─── Source data ───
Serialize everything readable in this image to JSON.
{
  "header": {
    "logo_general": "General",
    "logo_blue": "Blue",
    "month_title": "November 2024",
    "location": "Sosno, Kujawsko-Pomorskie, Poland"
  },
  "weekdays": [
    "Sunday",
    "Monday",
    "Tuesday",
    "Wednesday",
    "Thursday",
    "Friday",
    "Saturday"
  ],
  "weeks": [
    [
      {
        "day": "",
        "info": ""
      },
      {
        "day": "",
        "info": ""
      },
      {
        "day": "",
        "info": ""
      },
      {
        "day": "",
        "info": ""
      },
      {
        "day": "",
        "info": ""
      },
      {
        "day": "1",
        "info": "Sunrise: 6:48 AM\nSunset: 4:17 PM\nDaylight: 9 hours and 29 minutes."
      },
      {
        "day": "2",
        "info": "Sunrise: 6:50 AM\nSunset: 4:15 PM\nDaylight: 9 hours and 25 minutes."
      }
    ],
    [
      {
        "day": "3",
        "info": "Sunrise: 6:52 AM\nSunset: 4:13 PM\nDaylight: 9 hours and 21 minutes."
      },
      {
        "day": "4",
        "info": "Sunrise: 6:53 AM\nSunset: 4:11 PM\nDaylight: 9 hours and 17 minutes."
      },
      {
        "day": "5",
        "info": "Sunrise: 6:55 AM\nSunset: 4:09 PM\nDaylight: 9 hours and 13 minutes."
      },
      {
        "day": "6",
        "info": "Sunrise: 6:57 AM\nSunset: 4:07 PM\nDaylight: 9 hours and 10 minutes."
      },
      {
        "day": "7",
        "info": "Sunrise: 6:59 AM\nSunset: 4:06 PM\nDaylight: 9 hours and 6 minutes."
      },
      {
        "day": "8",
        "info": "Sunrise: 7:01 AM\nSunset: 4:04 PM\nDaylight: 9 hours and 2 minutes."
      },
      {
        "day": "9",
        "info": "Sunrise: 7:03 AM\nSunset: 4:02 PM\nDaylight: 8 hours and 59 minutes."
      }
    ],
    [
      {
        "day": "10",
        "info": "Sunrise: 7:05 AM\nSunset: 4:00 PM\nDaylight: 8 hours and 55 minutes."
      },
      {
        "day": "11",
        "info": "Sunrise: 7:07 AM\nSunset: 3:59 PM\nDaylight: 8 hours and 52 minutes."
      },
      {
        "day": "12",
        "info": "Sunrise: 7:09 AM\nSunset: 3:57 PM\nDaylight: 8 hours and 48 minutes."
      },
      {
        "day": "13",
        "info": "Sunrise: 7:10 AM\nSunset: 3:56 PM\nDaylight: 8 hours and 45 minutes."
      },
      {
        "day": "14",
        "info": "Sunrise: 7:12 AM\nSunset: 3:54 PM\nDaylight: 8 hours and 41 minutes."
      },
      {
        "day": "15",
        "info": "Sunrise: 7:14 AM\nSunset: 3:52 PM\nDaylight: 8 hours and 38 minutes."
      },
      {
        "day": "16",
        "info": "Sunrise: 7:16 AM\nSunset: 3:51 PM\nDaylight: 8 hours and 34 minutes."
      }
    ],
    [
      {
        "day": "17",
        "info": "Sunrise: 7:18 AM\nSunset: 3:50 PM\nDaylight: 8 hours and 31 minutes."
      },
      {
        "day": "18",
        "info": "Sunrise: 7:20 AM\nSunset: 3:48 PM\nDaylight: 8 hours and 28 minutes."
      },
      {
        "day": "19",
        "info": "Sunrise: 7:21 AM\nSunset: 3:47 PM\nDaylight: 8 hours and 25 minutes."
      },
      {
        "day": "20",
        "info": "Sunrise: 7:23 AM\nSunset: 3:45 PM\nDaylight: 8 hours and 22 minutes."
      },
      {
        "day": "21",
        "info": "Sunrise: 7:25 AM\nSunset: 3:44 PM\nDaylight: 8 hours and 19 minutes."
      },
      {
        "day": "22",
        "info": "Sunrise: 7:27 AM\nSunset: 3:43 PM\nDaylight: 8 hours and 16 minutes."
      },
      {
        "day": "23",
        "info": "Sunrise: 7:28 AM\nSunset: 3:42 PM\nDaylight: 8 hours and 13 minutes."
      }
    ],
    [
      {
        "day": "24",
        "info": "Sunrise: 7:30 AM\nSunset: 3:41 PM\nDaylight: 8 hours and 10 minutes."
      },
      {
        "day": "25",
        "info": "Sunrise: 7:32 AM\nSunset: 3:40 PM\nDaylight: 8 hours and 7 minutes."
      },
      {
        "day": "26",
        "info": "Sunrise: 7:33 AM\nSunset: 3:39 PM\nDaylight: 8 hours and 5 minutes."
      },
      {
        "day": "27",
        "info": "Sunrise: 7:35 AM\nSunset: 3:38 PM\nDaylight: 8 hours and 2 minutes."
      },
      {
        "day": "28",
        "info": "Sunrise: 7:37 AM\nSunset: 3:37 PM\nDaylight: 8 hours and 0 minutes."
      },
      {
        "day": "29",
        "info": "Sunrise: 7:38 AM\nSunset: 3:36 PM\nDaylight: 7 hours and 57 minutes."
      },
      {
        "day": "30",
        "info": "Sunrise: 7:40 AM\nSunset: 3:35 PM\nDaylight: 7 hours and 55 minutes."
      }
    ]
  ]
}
───
=== What you are asked to do ===
Please restate the whole listing word for word.

=== Exercise output ===
Serialize everything readable in this image to JSON.
{
  "header": {
    "logo_general": "General",
    "logo_blue": "Blue",
    "month_title": "November 2024",
    "location": "Sosno, Kujawsko-Pomorskie, Poland"
  },
  "weekdays": [
    "Sunday",
    "Monday",
    "Tuesday",
    "Wednesday",
    "Thursday",
    "Friday",
    "Saturday"
  ],
  "weeks": [
    [
      {
        "day": "",
        "info": ""
      },
      {
        "day": "",
        "info": ""
      },
      {
        "day": "",
        "info": ""
      },
      {
        "day": "",
        "info": ""
      },
      {
        "day": "",
        "info": ""
      },
      {
        "day": "1",
        "info": "Sunrise: 6:48 AM\nSunset: 4:17 PM\nDaylight: 9 hours and 29 minutes."
      },
      {
        "day": "2",
        "info": "Sunrise: 6:50 AM\nSunset: 4:15 PM\nDaylight: 9 hours and 25 minutes."
      }
    ],
    [
      {
        "day": "3",
        "info": "Sunrise: 6:52 AM\nSunset: 4:13 PM\nDaylight: 9 hours and 21 minutes."
      },
      {
        "day": "4",
        "info": "Sunrise: 6:53 AM\nSunset: 4:11 PM\nDaylight: 9 hours and 17 minutes."
      },
      {
        "day": "5",
        "info": "Sunrise: 6:55 AM\nSunset: 4:09 PM\nDaylight: 9 hours and 13 minutes."
      },
      {
        "day": "6",
        "info": "Sunrise: 6:57 AM\nSunset: 4:07 PM\nDaylight: 9 hours and 10 minutes."
      },
      {
        "day": "7",
        "info": "Sunrise: 6:59 AM\nSunset: 4:06 PM\nDaylight: 9 hours and 6 minutes."
      },
      {
        "day": "8",
        "info": "Sunrise: 7:01 AM\nSunset: 4:04 PM\nDaylight: 9 hours and 2 minutes."
      },
      {
        "day": "9",
        "info": "Sunrise: 7:03 AM\nSunset: 4:02 PM\nDaylight: 8 hours and 59 minutes."
      }
    ],
    [
      {
        "day": "10",
        "info": "Sunrise: 7:05 AM\nSunset: 4:00 PM\nDaylight: 8 hours and 55 minutes."
      },
      {
        "day": "11",
        "info": "Sunrise: 7:07 AM\nSunset: 3:59 PM\nDaylight: 8 hours and 52 minutes."
      },
      {
        "day": "12",
        "info": "Sunrise: 7:09 AM\nSunset: 3:57 PM\nDaylight: 8 hours and 48 minutes."
      },
      {
        "day": "13",
        "info": "Sunrise: 7:10 AM\nSunset: 3:56 PM\nDaylight: 8 hours and 45 minutes."
      },
      {
        "day": "14",
        "info": "Sunrise: 7:12 AM\nSunset: 3:54 PM\nDaylight: 8 hours and 41 minutes."
      },
      {
        "day": "15",
        "info": "Sunrise: 7:14 AM\nSunset: 3:52 PM\nDaylight: 8 hours and 38 minutes."
      },
      {
        "day": "16",
        "info": "Sunrise: 7:16 AM\nSunset: 3:51 PM\nDaylight: 8 hours and 34 minutes."
      }
    ],
    [
      {
        "day": "17",
        "info": "Sunrise: 7:18 AM\nSunset: 3:50 PM\nDaylight: 8 hours and 31 minutes."
      },
      {
        "day": "18",
        "info": "Sunrise: 7:20 AM\nSunset: 3:48 PM\nDaylight: 8 hours and 28 minutes."
      },
      {
        "day": "19",
        "info": "Sunrise: 7:21 AM\nSunset: 3:47 PM\nDaylight: 8 hours and 25 minutes."
      },
      {
        "day": "20",
        "info": "Sunrise: 7:23 AM\nSunset: 3:45 PM\nDaylight: 8 hours and 22 minutes."
      },
      {
        "day": "21",
        "info": "Sunrise: 7:25 AM\nSunset: 3:44 PM\nDaylight: 8 hours and 19 minutes."
      },
      {
        "day": "22",
        "info": "Sunrise: 7:27 AM\nSunset: 3:43 PM\nDaylight: 8 hours and 16 minutes."
      },
      {
        "day": "23",
        "info": "Sunrise: 7:28 AM\nSunset: 3:42 PM\nDaylight: 8 hours and 13 minutes."
      }
    ],
    [
      {
        "day": "24",
        "info": "Sunrise: 7:30 AM\nSunset: 3:41 PM\nDaylight: 8 hours and 10 minutes."
      },
      {
        "day": "25",
        "info": "Sunrise: 7:32 AM\nSunset: 3:40 PM\nDaylight: 8 hours and 7 minutes."
      },
      {
        "day": "26",
        "info": "Sunrise: 7:33 AM\nSunset: 3:39 PM\nDaylight: 8 hours and 5 minutes."
      },
      {
        "day": "27",
        "info": "Sunrise: 7:35 AM\nSunset: 3:38 PM\nDaylight: 8 hours and 2 minutes."
      },
      {
        "day": "28",
        "info": "Sunrise: 7:37 AM\nSunset: 3:37 PM\nDaylight: 8 hours and 0 minutes."
      },
      {
        "day": "29",
        "info": "Sunrise: 7:38 AM\nSunset: 3:36 PM\nDaylight: 7 hours and 57 minutes."
      },
      {
        "day": "30",
        "info": "Sunrise: 7:40 AM\nSunset: 3:35 PM\nDaylight: 7 hours and 55 minutes."
      }
    ]
  ]
}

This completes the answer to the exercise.